§ **Work to do**:
Return a copy of every line in the records that includes the word "青春游扬".

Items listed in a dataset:
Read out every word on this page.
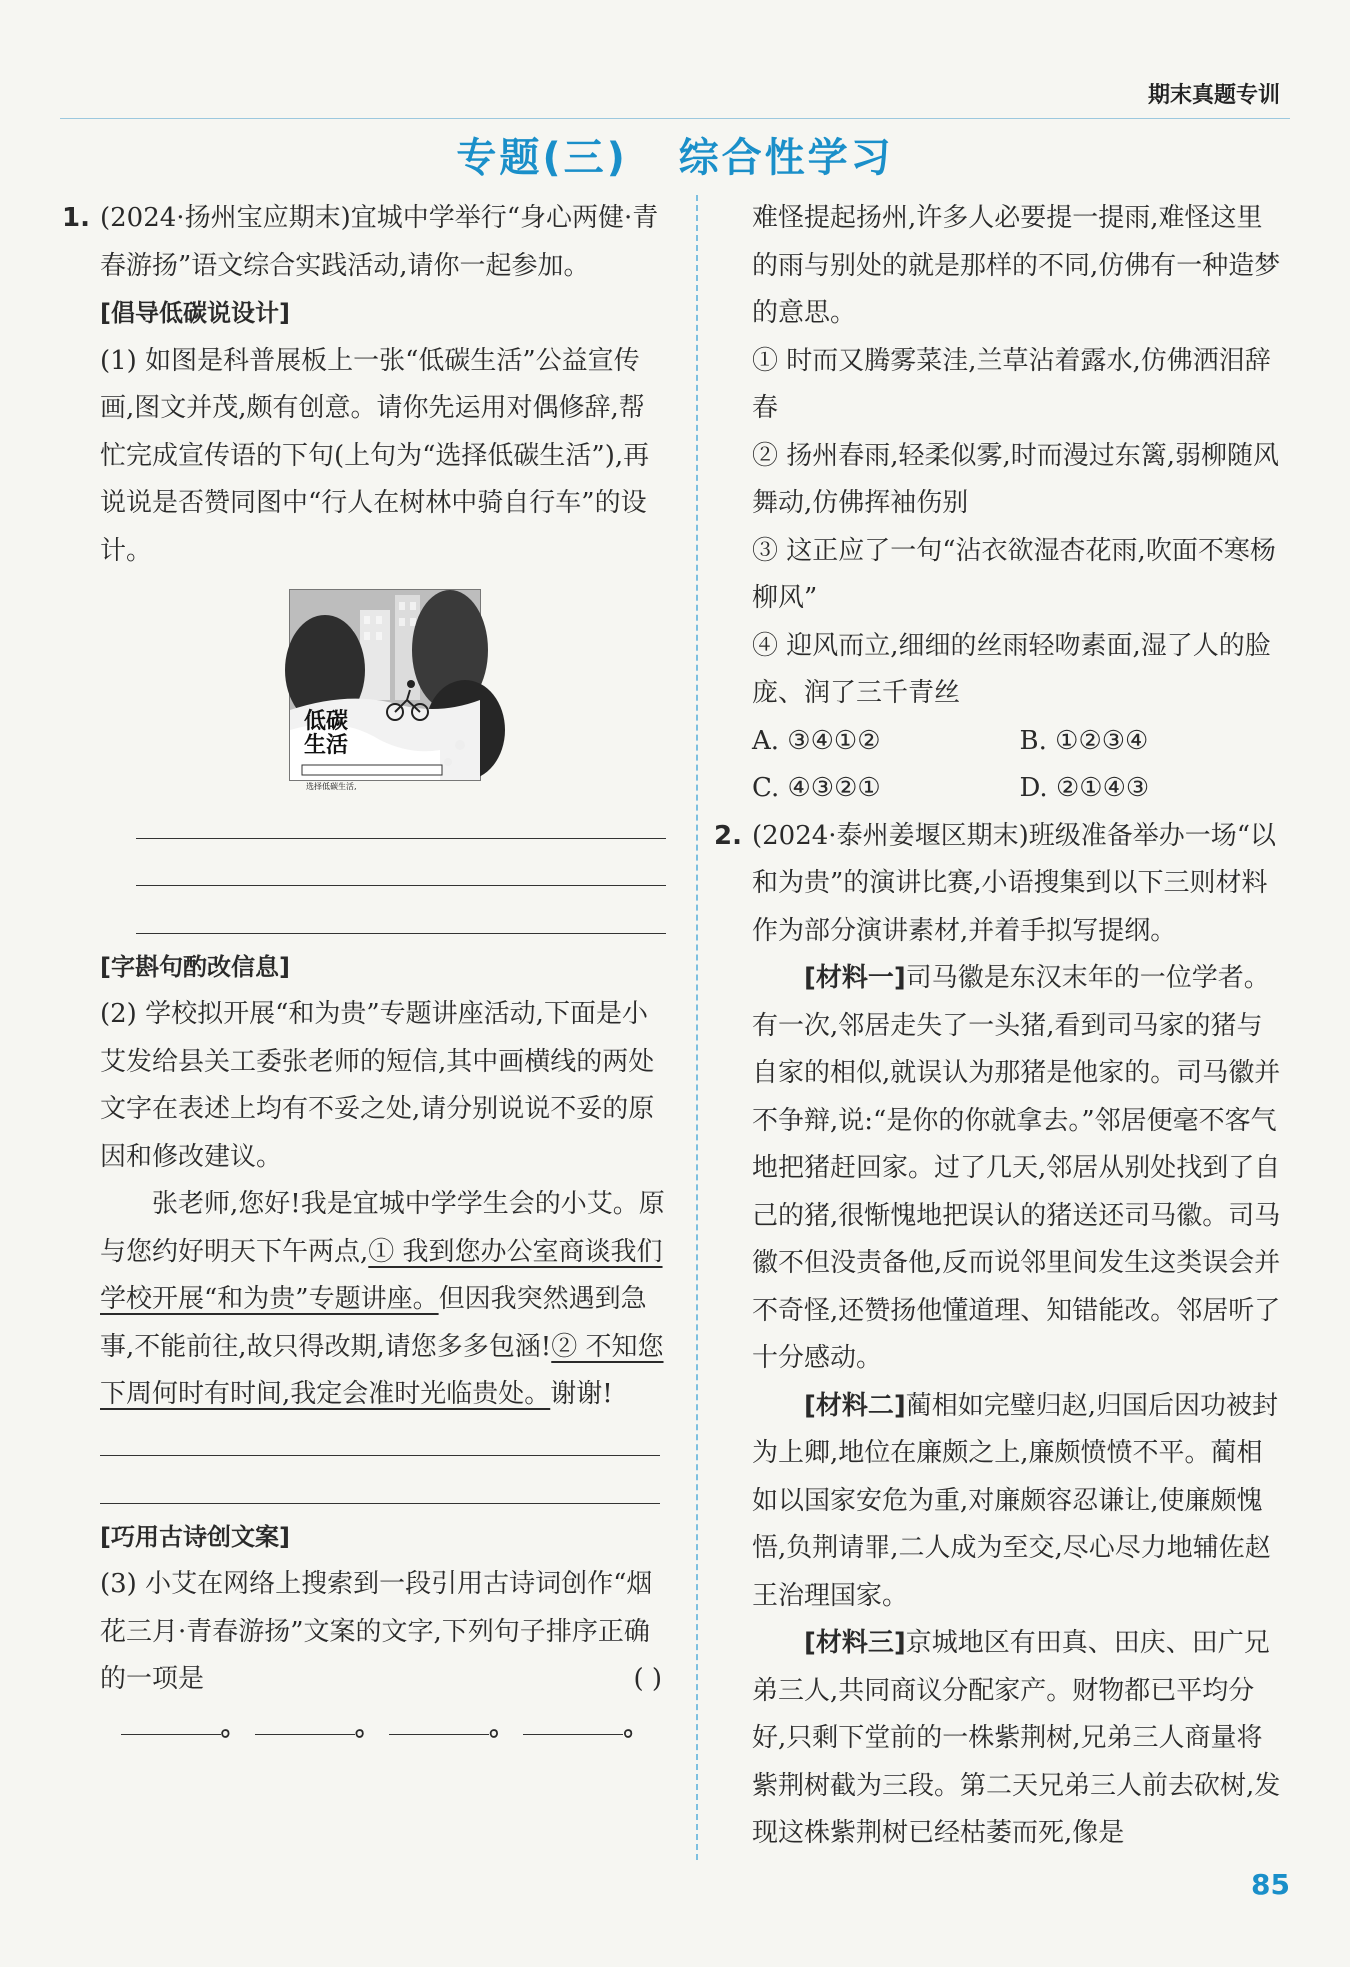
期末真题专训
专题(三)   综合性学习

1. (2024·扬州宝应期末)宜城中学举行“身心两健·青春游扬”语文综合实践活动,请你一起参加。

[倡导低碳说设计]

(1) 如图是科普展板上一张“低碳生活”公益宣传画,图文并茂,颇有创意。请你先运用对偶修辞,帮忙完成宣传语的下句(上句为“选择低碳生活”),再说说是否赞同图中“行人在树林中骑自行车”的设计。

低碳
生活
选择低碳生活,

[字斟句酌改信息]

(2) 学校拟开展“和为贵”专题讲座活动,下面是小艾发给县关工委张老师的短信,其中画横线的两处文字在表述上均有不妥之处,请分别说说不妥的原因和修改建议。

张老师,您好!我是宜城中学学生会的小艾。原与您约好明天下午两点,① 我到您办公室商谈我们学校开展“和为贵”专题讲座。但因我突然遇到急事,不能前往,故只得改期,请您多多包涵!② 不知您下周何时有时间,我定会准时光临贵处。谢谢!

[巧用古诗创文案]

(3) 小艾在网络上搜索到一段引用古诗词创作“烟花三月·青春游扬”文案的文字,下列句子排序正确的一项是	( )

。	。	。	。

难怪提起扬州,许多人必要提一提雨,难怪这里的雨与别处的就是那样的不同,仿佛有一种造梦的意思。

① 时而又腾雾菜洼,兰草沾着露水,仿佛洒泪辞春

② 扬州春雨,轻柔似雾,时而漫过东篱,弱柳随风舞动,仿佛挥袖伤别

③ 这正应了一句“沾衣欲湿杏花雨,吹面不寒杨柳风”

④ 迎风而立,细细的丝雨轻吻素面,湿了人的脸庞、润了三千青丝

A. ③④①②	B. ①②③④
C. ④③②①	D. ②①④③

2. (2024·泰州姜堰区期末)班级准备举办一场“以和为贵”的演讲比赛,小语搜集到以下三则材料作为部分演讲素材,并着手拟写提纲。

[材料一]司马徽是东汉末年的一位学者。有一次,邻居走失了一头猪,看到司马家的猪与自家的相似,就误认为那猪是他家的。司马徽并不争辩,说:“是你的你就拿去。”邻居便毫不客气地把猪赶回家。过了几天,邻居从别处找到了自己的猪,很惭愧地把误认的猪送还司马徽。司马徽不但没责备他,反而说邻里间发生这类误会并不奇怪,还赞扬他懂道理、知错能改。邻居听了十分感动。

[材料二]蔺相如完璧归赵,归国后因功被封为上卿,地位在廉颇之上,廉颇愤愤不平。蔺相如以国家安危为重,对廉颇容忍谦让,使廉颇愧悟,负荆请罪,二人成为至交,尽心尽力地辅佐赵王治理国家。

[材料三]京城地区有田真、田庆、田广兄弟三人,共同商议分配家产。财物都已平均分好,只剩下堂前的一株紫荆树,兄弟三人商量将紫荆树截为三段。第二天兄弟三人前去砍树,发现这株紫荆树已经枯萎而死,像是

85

§ **Right answer**:
1. (2024·扬州宝应期末)宜城中学举行“身心两健·青春游扬”语文综合实践活动,请你一起参加。
(3) 小艾在网络上搜索到一段引用古诗词创作“烟花三月·青春游扬”文案的文字,下列句子排序正确的一项是	( )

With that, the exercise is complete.